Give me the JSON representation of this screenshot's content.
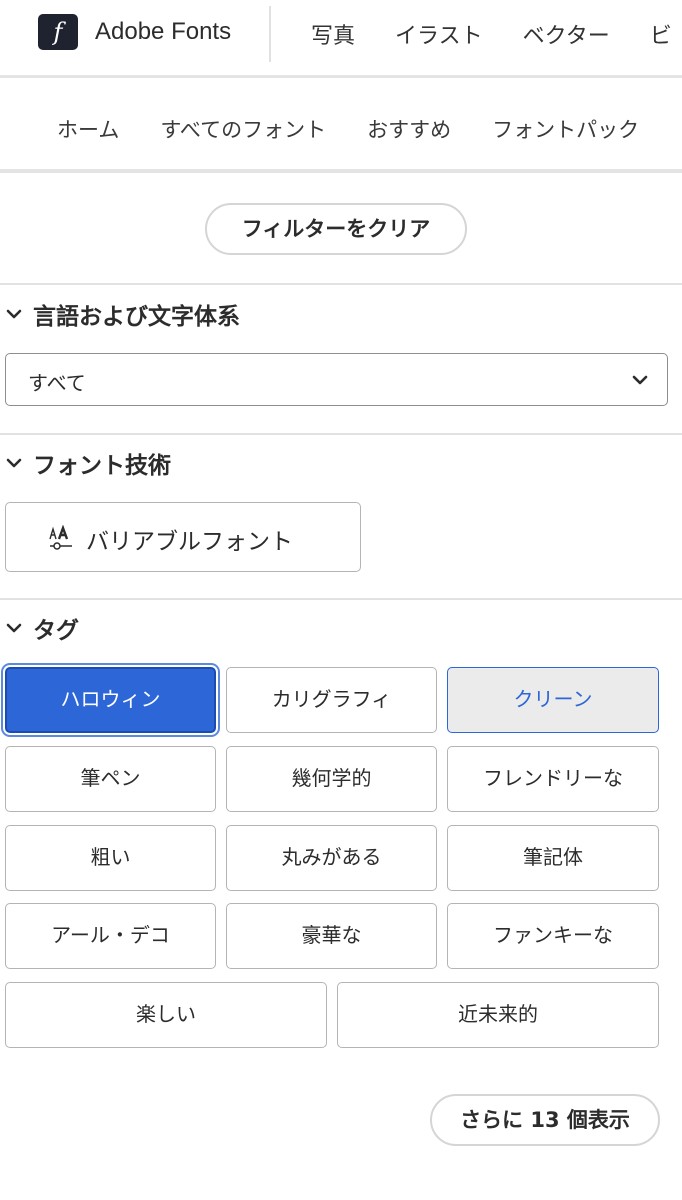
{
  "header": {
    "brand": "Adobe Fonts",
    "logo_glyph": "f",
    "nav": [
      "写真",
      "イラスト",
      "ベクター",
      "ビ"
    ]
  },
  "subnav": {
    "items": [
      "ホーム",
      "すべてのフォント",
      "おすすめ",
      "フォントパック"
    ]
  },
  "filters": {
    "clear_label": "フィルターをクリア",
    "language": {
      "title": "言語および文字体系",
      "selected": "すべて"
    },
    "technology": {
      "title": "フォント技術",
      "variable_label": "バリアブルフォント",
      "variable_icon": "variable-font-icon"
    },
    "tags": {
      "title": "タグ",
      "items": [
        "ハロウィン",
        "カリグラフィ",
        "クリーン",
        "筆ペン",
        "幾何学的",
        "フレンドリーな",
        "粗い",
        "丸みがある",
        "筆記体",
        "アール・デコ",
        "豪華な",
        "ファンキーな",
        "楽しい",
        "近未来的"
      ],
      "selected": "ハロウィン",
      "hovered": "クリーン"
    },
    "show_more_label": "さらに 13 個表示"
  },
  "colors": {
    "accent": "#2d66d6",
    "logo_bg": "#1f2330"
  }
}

::::

§ Direction
Write out the records above exactly as they appear, leaving out any pictures.

§ Final result
Give me the JSON representation of this screenshot's content.
{
  "header": {
    "brand": "Adobe Fonts",
    "logo_glyph": "f",
    "nav": [
      "写真",
      "イラスト",
      "ベクター",
      "ビ"
    ]
  },
  "subnav": {
    "items": [
      "ホーム",
      "すべてのフォント",
      "おすすめ",
      "フォントパック"
    ]
  },
  "filters": {
    "clear_label": "フィルターをクリア",
    "language": {
      "title": "言語および文字体系",
      "selected": "すべて"
    },
    "technology": {
      "title": "フォント技術",
      "variable_label": "バリアブルフォント",
      "variable_icon": "variable-font-icon"
    },
    "tags": {
      "title": "タグ",
      "items": [
        "ハロウィン",
        "カリグラフィ",
        "クリーン",
        "筆ペン",
        "幾何学的",
        "フレンドリーな",
        "粗い",
        "丸みがある",
        "筆記体",
        "アール・デコ",
        "豪華な",
        "ファンキーな",
        "楽しい",
        "近未来的"
      ],
      "selected": "ハロウィン",
      "hovered": "クリーン"
    },
    "show_more_label": "さらに 13 個表示"
  },
  "colors": {
    "accent": "#2d66d6",
    "logo_bg": "#1f2330"
  }
}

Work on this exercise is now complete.